### Direction:
Gather the lines that hold the string "DCIM".

### Given information:

______________________________

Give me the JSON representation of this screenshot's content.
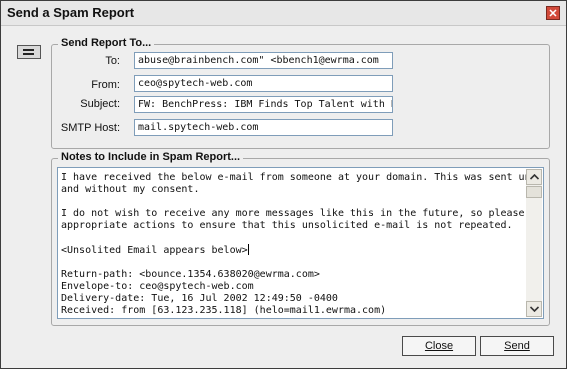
{
  "window": {
    "title": "Send a Spam Report",
    "close_glyph": "✕"
  },
  "icons": {
    "report": "report-icon",
    "close": "close-icon"
  },
  "send_report": {
    "title": "Send Report To...",
    "to_label": "To:",
    "to_value": "abuse@brainbench.com\" <bbench1@ewrma.com",
    "from_label": "From:",
    "from_value": "ceo@spytech-web.com",
    "subject_label": "Subject:",
    "subject_value": "FW: BenchPress:  IBM Finds Top Talent with Brain",
    "smtp_label": "SMTP Host:",
    "smtp_value": "mail.spytech-web.com"
  },
  "notes": {
    "title": "Notes to Include in Spam Report...",
    "lines": [
      "I have received the below e-mail from someone at your domain. This was sent unsolicited",
      "and without my consent.",
      "",
      "I do not wish to receive any more messages like this in the future, so please take the",
      "appropriate actions to ensure that this unsolicited e-mail is not repeated.",
      "",
      "<Unsolited Email appears below>",
      "",
      "Return-path: <bounce.1354.638020@ewrma.com>",
      "Envelope-to: ceo@spytech-web.com",
      "Delivery-date: Tue, 16 Jul 2002 12:49:50 -0400",
      "Received: from [63.123.235.118] (helo=mail1.ewrma.com)"
    ]
  },
  "buttons": {
    "close_label": "Close",
    "send_label": "Send"
  }
}
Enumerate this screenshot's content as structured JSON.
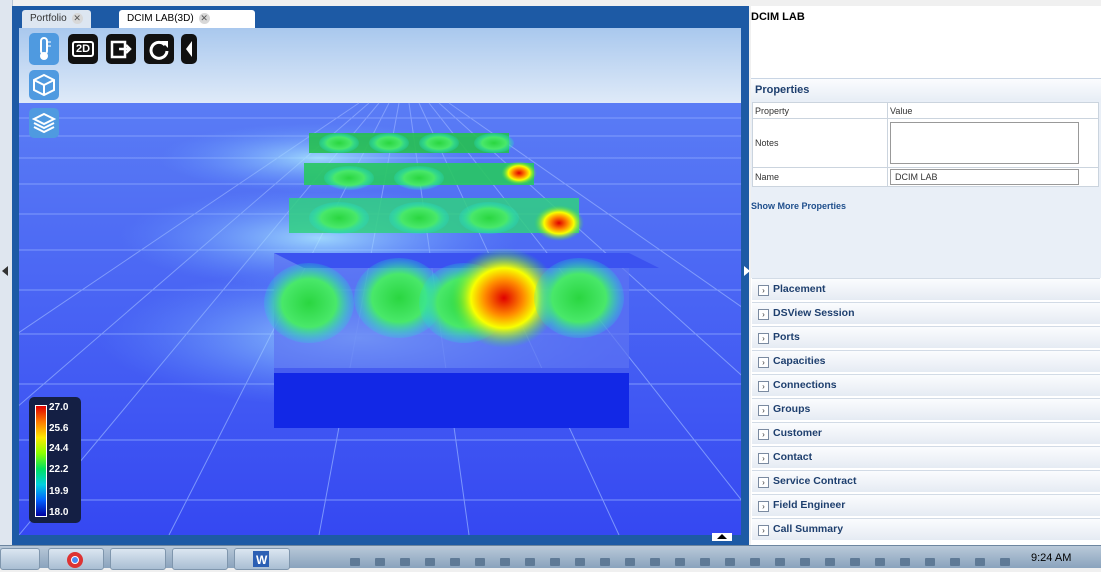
{
  "tabs": [
    {
      "label": "Portfolio",
      "close": "✕",
      "active": false
    },
    {
      "label": "DCIM LAB(3D)",
      "close": "✕",
      "active": true
    }
  ],
  "toolbar": {
    "thermometer_icon": "thermometer-icon",
    "view2d_label": "2D",
    "export_icon": "export-icon",
    "refresh_icon": "refresh-icon",
    "collapse_icon": "chevron-left-icon",
    "cube_icon": "cube-icon",
    "layers_icon": "layers-icon"
  },
  "legend": {
    "values": [
      "27.0",
      "25.6",
      "24.4",
      "22.2",
      "19.9",
      "18.0"
    ]
  },
  "right_panel": {
    "title": "DCIM LAB",
    "properties_header": "Properties",
    "columns": [
      "Property",
      "Value"
    ],
    "rows": [
      {
        "property": "Notes",
        "value": ""
      },
      {
        "property": "Name",
        "value": "DCIM LAB"
      }
    ],
    "show_more": "Show More Properties",
    "sections": [
      "Placement",
      "DSView Session",
      "Ports",
      "Capacities",
      "Connections",
      "Groups",
      "Customer",
      "Contact",
      "Service Contract",
      "Field Engineer",
      "Call Summary"
    ]
  },
  "taskbar": {
    "clock": "9:24 AM"
  },
  "colors": {
    "accent": "#1d5aa5",
    "floor": "#2f3ff0",
    "hot": "#e00000",
    "cool": "#00d060"
  }
}
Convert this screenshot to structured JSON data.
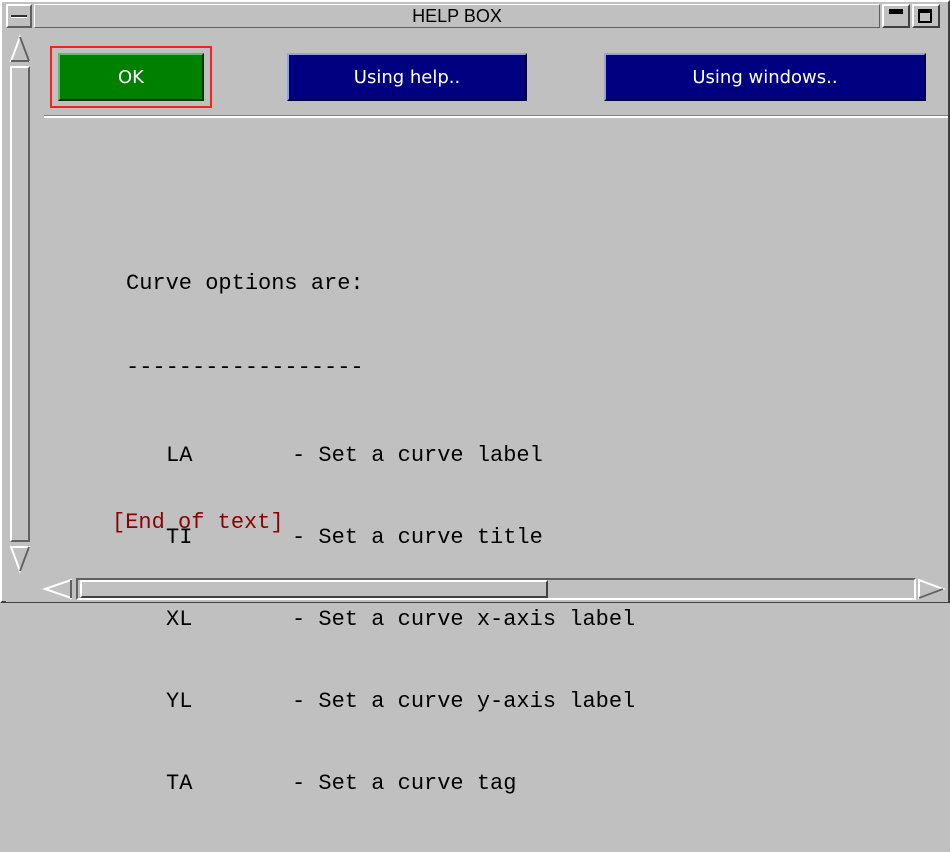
{
  "window": {
    "title": "HELP BOX"
  },
  "buttons": {
    "ok_label": "OK",
    "using_help_label": "Using help..",
    "using_windows_label": "Using windows.."
  },
  "help": {
    "heading": "Curve options are:",
    "underline": "------------------",
    "options": [
      {
        "code": "LA",
        "description": "- Set a curve label"
      },
      {
        "code": "TI",
        "description": "- Set a curve title"
      },
      {
        "code": "XL",
        "description": "- Set a curve x-axis label"
      },
      {
        "code": "YL",
        "description": "- Set a curve y-axis label"
      },
      {
        "code": "TA",
        "description": "- Set a curve tag"
      }
    ],
    "end_text": "[End of text]"
  },
  "icons": {
    "system_menu": "window-menu-icon",
    "minimize": "minimize-icon",
    "maximize": "maximize-icon",
    "scroll_up": "triangle-up-icon",
    "scroll_down": "triangle-down-icon",
    "scroll_left": "triangle-left-icon",
    "scroll_right": "triangle-right-icon"
  },
  "colors": {
    "ok_button": "#008000",
    "nav_button": "#000080",
    "focus_outline": "#ff1e1e",
    "end_text": "#8b0000",
    "background": "#c0c0c0"
  }
}
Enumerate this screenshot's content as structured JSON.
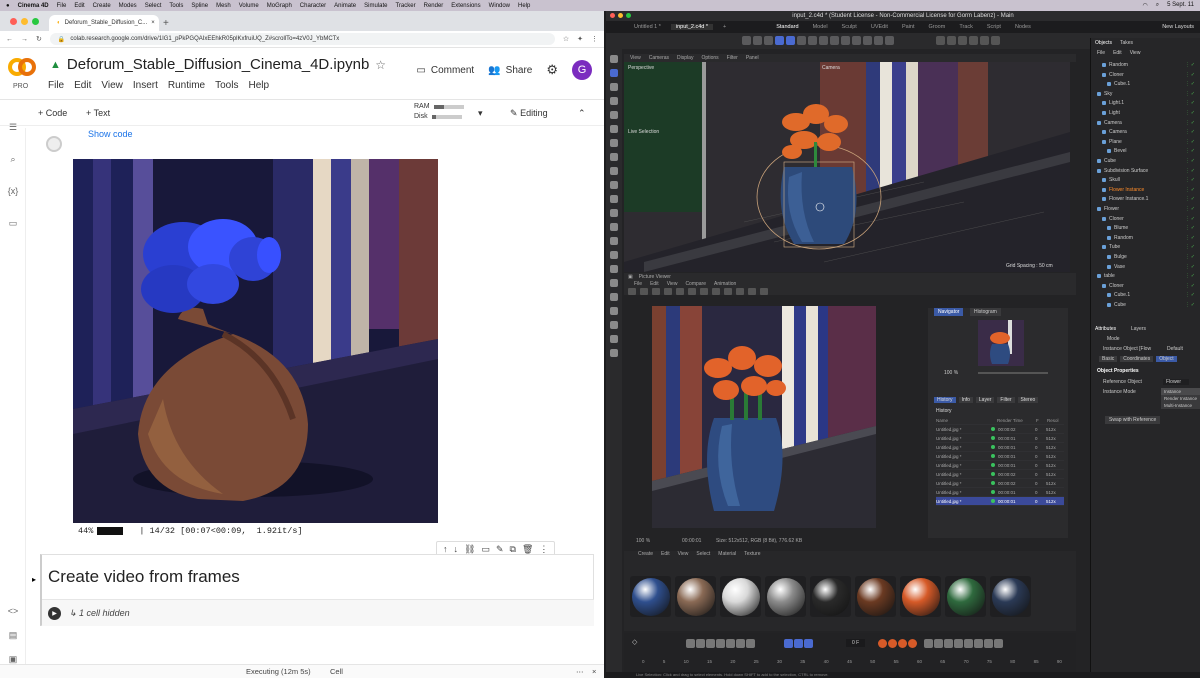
{
  "mac_menubar": {
    "app": "Cinema 4D",
    "items": [
      "File",
      "Edit",
      "Create",
      "Modes",
      "Select",
      "Tools",
      "Spline",
      "Mesh",
      "Volume",
      "MoGraph",
      "Character",
      "Animate",
      "Simulate",
      "Tracker",
      "Render",
      "Extensions",
      "Window",
      "Help"
    ],
    "clock": "5 Sept. 11"
  },
  "browser": {
    "tab_title": "Deforum_Stable_Diffusion_C...",
    "url": "colab.research.google.com/drive/1IG1_pPkPGQAIxEEhkR05plKxfruiUQ_Z#scrollTo=4zV0J_YbMCTx"
  },
  "colab": {
    "logo_label": "PRO",
    "notebook_title": "Deforum_Stable_Diffusion_Cinema_4D.ipynb",
    "menu": [
      "File",
      "Edit",
      "View",
      "Insert",
      "Runtime",
      "Tools",
      "Help"
    ],
    "comment_label": "Comment",
    "share_label": "Share",
    "avatar_letter": "G",
    "add_code": "+ Code",
    "add_text": "+ Text",
    "ram_label": "RAM",
    "disk_label": "Disk",
    "editing_label": "Editing",
    "show_code": "Show code",
    "progress": {
      "percent": "44%",
      "text": "| 14/32 [00:07<00:09,  1.92it/s]",
      "fraction": 0.44
    },
    "text_cell_title": "Create video from frames",
    "hidden_cells": "↳ 1 cell hidden",
    "status_executing": "Executing (12m 5s)",
    "status_cell": "Cell"
  },
  "c4d": {
    "window_title": "input_2.c4d * (Student License - Non-Commercial License for Gorm Labenz) - Main",
    "doc_tabs": [
      "Untitled 1 *",
      "input_2.c4d *"
    ],
    "layouts": [
      "Standard",
      "Model",
      "Sculpt",
      "UVEdit",
      "Paint",
      "Groom",
      "Track",
      "Script",
      "Nodes"
    ],
    "new_layouts": "New Layouts",
    "viewport_menu": [
      "View",
      "Cameras",
      "Display",
      "Options",
      "Filter",
      "Panel"
    ],
    "viewport_label_left": "Perspective",
    "viewport_label_cam": "Camera",
    "live_selection": "Live Selection",
    "grid_spacing": "Grid Spacing : 50 cm",
    "picture_viewer": "Picture Viewer",
    "pv_menu": [
      "File",
      "Edit",
      "View",
      "Compare",
      "Animation"
    ],
    "nav_tabs": [
      "Navigator",
      "Histogram"
    ],
    "zoom": "100 %",
    "hist_tabs": [
      "History",
      "Info",
      "Layer",
      "Filter",
      "Stereo"
    ],
    "history_title": "History",
    "history_cols": [
      "Name",
      "Render Time",
      "F",
      "Resol"
    ],
    "history_rows": [
      {
        "name": "Untitled.jpg *",
        "time": "00:00:02",
        "f": "0",
        "res": "512x"
      },
      {
        "name": "Untitled.jpg *",
        "time": "00:00:01",
        "f": "0",
        "res": "512x"
      },
      {
        "name": "Untitled.jpg *",
        "time": "00:00:01",
        "f": "0",
        "res": "512x"
      },
      {
        "name": "Untitled.jpg *",
        "time": "00:00:01",
        "f": "0",
        "res": "512x"
      },
      {
        "name": "Untitled.jpg *",
        "time": "00:00:01",
        "f": "0",
        "res": "512x"
      },
      {
        "name": "Untitled.jpg *",
        "time": "00:00:02",
        "f": "0",
        "res": "512x"
      },
      {
        "name": "Untitled.jpg *",
        "time": "00:00:02",
        "f": "0",
        "res": "512x"
      },
      {
        "name": "Untitled.jpg *",
        "time": "00:00:01",
        "f": "0",
        "res": "512x"
      },
      {
        "name": "Untitled.jpg *",
        "time": "00:00:01",
        "f": "0",
        "res": "512x"
      }
    ],
    "pv_status_zoom": "100 %",
    "pv_status_time": "00:00:01",
    "pv_status_size": "Size: 512x512, RGB (8 Bit), 776.62 KB",
    "object_tabs": [
      "Objects",
      "Takes"
    ],
    "object_menu": [
      "File",
      "Edit",
      "View"
    ],
    "objects": [
      "Random",
      "Cloner",
      "Cube.1",
      "Sky",
      "Light.1",
      "Light",
      "Camera",
      "Camera",
      "Plane",
      "Bevel",
      "Cube",
      "Subdivision Surface",
      "Skull",
      "Flower Instance",
      "Flower Instance.1",
      "Flower",
      "Cloner",
      "Blume",
      "Random",
      "Tube",
      "Bulge",
      "Vase",
      "table",
      "Cloner",
      "Cube.1",
      "Cube"
    ],
    "attr_tabs": [
      "Attributes",
      "Layers"
    ],
    "attr_mode": "Mode",
    "attr_object": "Instance Object [Flow",
    "attr_default": "Default",
    "attr_subtabs": [
      "Basic",
      "Coordinates",
      "Object"
    ],
    "object_props": "Object Properties",
    "ref_object_label": "Reference Object",
    "ref_object_value": "Flower",
    "instance_mode_label": "Instance Mode",
    "instance_options": [
      "Instance",
      "Render Instance",
      "Multi-Instance"
    ],
    "swap_btn": "Swap with Reference",
    "mat_menu": [
      "Create",
      "Edit",
      "View",
      "Select",
      "Material",
      "Texture"
    ],
    "materials": [
      "#2f4f8e",
      "#8a6a55",
      "#d9d9d9",
      "#8c8c8c",
      "#2a2a2a",
      "#6b3a22",
      "#d65a28",
      "#2f6a3e",
      "#2b3a56"
    ],
    "frame_current": "0 F",
    "frame_end": "90 F",
    "timeline_ticks": [
      "0",
      "5",
      "10",
      "15",
      "20",
      "25",
      "30",
      "35",
      "40",
      "45",
      "50",
      "55",
      "60",
      "65",
      "70",
      "75",
      "80",
      "85",
      "90"
    ],
    "bottom_hint": "Live Selection: Click and drag to select elements. Hold down SHIFT to add to the selection, CTRL to remove."
  }
}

______________________________

### Completed exercise:
      "label": "DCIM LAB(3D)",
    "title": "DCIM LAB",
        "value": "DCIM LAB"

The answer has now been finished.